RECORDS FOR THIS TASK:
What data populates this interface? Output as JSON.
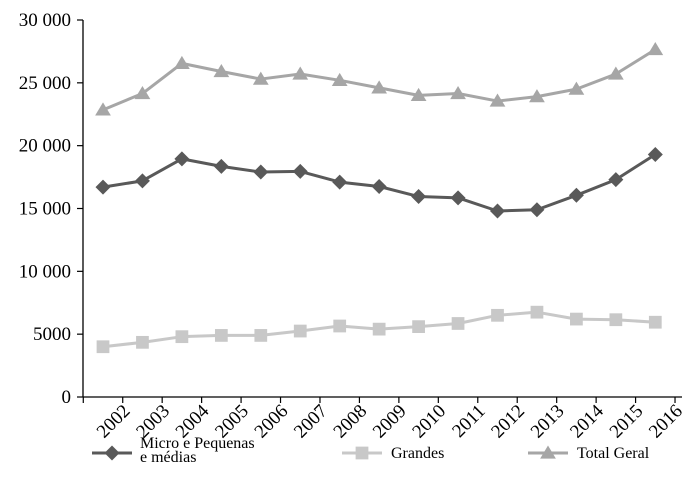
{
  "chart_data": {
    "type": "line",
    "categories": [
      "2002",
      "2003",
      "2004",
      "2005",
      "2006",
      "2007",
      "2008",
      "2009",
      "2010",
      "2011",
      "2012",
      "2013",
      "2014",
      "2015",
      "2016"
    ],
    "series": [
      {
        "name": "Micro e Pequenas e médias",
        "name_lines": [
          "Micro e Pequenas",
          "e médias"
        ],
        "color": "#595959",
        "marker": "diamond",
        "values": [
          16700,
          17200,
          18950,
          18350,
          17900,
          17950,
          17100,
          16750,
          15950,
          15850,
          14800,
          14900,
          16050,
          17300,
          19300
        ]
      },
      {
        "name": "Grandes",
        "name_lines": [
          "Grandes"
        ],
        "color": "#c8c8c8",
        "marker": "square",
        "values": [
          4000,
          4350,
          4800,
          4900,
          4900,
          5250,
          5650,
          5400,
          5600,
          5850,
          6500,
          6750,
          6200,
          6150,
          5950
        ]
      },
      {
        "name": "Total Geral",
        "name_lines": [
          "Total Geral"
        ],
        "color": "#a6a6a6",
        "marker": "triangle",
        "values": [
          22850,
          24150,
          26550,
          25900,
          25300,
          25700,
          25200,
          24600,
          24000,
          24150,
          23550,
          23900,
          24500,
          25700,
          27650
        ]
      }
    ],
    "yticks": [
      {
        "value": 0,
        "label": "0"
      },
      {
        "value": 5000,
        "label": "5000"
      },
      {
        "value": 10000,
        "label": "10 000"
      },
      {
        "value": 15000,
        "label": "15 000"
      },
      {
        "value": 20000,
        "label": "20 000"
      },
      {
        "value": 25000,
        "label": "25 000"
      },
      {
        "value": 30000,
        "label": "30 000"
      }
    ],
    "ylim": [
      0,
      30000
    ],
    "title": "",
    "xlabel": "",
    "ylabel": "",
    "grid": false,
    "legend_position": "bottom"
  }
}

DIRECTIVE: Say how many lines of the listing above contain "Pequenas", with no other words.

SOLUTION TO THIS TASK: 2